BEGIN Exercise inputs
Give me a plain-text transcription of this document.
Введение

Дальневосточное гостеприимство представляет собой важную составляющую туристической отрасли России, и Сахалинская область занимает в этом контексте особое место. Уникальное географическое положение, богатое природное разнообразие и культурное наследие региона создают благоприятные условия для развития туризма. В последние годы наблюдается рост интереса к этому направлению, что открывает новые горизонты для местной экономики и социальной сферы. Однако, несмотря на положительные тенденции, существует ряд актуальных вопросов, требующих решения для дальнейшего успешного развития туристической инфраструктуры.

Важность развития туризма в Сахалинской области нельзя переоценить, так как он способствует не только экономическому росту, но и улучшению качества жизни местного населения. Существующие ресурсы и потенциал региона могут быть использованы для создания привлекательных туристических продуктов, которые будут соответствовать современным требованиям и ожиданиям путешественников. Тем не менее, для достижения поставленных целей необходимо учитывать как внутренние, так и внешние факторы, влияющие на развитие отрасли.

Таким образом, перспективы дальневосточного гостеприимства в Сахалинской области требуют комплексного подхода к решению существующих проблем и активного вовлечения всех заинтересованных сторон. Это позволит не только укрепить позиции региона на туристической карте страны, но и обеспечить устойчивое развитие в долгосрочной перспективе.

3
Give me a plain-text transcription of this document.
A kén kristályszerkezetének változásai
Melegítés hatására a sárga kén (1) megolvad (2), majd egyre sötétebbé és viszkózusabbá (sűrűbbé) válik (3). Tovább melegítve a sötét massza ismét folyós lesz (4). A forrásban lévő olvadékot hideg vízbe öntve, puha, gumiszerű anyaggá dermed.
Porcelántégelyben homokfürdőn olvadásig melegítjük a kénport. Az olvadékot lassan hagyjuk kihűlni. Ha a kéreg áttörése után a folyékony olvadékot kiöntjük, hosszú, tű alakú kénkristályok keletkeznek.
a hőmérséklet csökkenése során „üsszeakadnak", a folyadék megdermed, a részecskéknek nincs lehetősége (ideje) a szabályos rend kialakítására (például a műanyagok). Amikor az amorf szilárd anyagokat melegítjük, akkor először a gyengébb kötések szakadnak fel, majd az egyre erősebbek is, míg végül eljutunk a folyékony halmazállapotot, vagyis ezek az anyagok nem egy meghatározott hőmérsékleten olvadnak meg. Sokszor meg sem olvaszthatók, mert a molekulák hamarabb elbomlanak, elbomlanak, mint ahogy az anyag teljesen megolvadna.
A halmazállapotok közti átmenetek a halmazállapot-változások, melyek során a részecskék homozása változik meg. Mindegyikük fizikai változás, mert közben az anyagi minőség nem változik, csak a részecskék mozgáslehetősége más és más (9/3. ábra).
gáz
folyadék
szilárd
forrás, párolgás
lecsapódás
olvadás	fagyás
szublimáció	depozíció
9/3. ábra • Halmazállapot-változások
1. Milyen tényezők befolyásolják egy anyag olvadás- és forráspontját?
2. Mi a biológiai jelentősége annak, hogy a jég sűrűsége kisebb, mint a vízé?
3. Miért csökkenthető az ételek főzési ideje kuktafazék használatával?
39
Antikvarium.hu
END Exercise inputs
• Goal
Transcribe every entry exactly, omitting nothing.

• Result of this exercise
Give me a plain-text transcription of this document.
Введение

Дальневосточное гостеприимство представляет собой важную составляющую туристической отрасли России, и Сахалинская область занимает в этом контексте особое место. Уникальное географическое положение, богатое природное разнообразие и культурное наследие региона создают благоприятные условия для развития туризма. В последние годы наблюдается рост интереса к этому направлению, что открывает новые горизонты для местной экономики и социальной сферы. Однако, несмотря на положительные тенденции, существует ряд актуальных вопросов, требующих решения для дальнейшего успешного развития туристической инфраструктуры.

Важность развития туризма в Сахалинской области нельзя переоценить, так как он способствует не только экономическому росту, но и улучшению качества жизни местного населения. Существующие ресурсы и потенциал региона могут быть использованы для создания привлекательных туристических продуктов, которые будут соответствовать современным требованиям и ожиданиям путешественников. Тем не менее, для достижения поставленных целей необходимо учитывать как внутренние, так и внешние факторы, влияющие на развитие отрасли.

Таким образом, перспективы дальневосточного гостеприимства в Сахалинской области требуют комплексного подхода к решению существующих проблем и активного вовлечения всех заинтересованных сторон. Это позволит не только укрепить позиции региона на туристической карте страны, но и обеспечить устойчивое развитие в долгосрочной перспективе.

3
Give me a plain-text transcription of this document.
A kén kristályszerkezetének változásai
Melegítés hatására a sárga kén (1) megolvad (2), majd egyre sötétebbé és viszkózusabbá (sűrűbbé) válik (3). Tovább melegítve a sötét massza ismét folyós lesz (4). A forrásban lévő olvadékot hideg vízbe öntve, puha, gumiszerű anyaggá dermed.
Porcelántégelyben homokfürdőn olvadásig melegítjük a kénport. Az olvadékot lassan hagyjuk kihűlni. Ha a kéreg áttörése után a folyékony olvadékot kiöntjük, hosszú, tű alakú kénkristályok keletkeznek.
a hőmérséklet csökkenése során „üsszeakadnak", a folyadék megdermed, a részecskéknek nincs lehetősége (ideje) a szabályos rend kialakítására (például a műanyagok). Amikor az amorf szilárd anyagokat melegítjük, akkor először a gyengébb kötések szakadnak fel, majd az egyre erősebbek is, míg végül eljutunk a folyékony halmazállapotot, vagyis ezek az anyagok nem egy meghatározott hőmérsékleten olvadnak meg. Sokszor meg sem olvaszthatók, mert a molekulák hamarabb elbomlanak, elbomlanak, mint ahogy az anyag teljesen megolvadna.
A halmazállapotok közti átmenetek a halmazállapot-változások, melyek során a részecskék homozása változik meg. Mindegyikük fizikai változás, mert közben az anyagi minőség nem változik, csak a részecskék mozgáslehetősége más és más (9/3. ábra).
gáz
folyadék
szilárd
forrás, párolgás
lecsapódás
olvadás	fagyás
szublimáció	depozíció
9/3. ábra • Halmazállapot-változások
1. Milyen tényezők befolyásolják egy anyag olvadás- és forráspontját?
2. Mi a biológiai jelentősége annak, hogy a jég sűrűsége kisebb, mint a vízé?
3. Miért csökkenthető az ételek főzési ideje kuktafazék használatával?
39
Antikvarium.hu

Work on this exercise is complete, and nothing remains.